WHAT IS REQUIRED ->
How many lines of these entries include the string "color"? State the number alone.

### DATASET RECORDS

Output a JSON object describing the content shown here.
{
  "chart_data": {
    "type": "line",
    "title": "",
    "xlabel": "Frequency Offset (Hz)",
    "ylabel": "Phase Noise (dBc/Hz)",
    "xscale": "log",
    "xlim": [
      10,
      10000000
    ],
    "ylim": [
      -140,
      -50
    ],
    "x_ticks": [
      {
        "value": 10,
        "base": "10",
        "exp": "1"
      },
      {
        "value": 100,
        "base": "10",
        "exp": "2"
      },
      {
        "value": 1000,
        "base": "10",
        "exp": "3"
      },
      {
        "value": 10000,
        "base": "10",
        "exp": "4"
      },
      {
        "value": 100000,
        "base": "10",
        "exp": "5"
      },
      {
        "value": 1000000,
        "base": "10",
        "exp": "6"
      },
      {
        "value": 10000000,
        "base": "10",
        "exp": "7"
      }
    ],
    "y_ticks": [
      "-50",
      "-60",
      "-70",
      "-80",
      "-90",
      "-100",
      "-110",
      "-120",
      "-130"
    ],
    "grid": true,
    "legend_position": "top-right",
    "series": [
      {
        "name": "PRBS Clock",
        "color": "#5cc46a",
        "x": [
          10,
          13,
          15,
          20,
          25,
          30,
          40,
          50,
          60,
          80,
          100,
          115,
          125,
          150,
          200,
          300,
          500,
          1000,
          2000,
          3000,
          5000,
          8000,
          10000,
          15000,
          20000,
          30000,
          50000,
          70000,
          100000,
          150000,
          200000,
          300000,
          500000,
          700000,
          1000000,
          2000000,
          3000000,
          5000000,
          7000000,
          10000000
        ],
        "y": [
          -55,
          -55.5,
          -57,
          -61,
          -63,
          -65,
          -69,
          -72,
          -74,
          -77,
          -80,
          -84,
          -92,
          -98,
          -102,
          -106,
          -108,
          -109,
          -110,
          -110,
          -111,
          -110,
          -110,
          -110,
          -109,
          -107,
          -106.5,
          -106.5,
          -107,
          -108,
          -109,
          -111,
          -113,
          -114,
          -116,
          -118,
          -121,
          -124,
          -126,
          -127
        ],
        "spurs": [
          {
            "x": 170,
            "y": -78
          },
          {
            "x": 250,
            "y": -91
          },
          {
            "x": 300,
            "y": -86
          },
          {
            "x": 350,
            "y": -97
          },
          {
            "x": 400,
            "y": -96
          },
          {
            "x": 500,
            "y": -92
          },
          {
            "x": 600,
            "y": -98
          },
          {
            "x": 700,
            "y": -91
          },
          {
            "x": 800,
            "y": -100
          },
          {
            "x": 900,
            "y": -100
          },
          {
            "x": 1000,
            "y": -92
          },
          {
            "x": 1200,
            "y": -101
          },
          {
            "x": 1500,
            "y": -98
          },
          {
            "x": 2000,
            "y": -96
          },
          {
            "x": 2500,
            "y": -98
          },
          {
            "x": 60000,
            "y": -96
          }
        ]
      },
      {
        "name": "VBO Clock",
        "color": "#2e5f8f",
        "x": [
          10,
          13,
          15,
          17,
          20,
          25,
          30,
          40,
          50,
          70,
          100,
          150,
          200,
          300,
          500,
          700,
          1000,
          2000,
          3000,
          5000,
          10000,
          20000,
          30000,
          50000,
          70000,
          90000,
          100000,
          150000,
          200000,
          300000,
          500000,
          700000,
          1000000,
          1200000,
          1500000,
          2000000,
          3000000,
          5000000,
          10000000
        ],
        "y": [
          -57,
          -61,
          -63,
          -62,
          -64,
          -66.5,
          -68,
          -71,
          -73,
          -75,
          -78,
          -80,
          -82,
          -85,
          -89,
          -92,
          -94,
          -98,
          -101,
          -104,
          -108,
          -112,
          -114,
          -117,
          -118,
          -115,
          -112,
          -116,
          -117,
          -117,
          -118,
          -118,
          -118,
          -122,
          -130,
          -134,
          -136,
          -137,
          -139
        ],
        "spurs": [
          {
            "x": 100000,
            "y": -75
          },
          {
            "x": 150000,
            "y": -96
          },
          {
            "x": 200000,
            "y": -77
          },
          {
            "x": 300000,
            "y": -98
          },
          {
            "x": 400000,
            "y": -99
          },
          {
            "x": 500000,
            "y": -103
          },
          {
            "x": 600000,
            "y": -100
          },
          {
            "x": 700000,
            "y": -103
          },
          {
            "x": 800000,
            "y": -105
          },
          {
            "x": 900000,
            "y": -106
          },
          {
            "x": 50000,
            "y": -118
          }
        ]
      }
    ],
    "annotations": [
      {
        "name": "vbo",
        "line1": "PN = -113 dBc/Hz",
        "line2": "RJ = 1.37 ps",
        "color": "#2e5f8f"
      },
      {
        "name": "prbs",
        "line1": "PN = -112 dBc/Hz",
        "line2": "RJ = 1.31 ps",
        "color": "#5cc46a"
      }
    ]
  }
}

######

ANSWER TO THE PROBLEM ->
4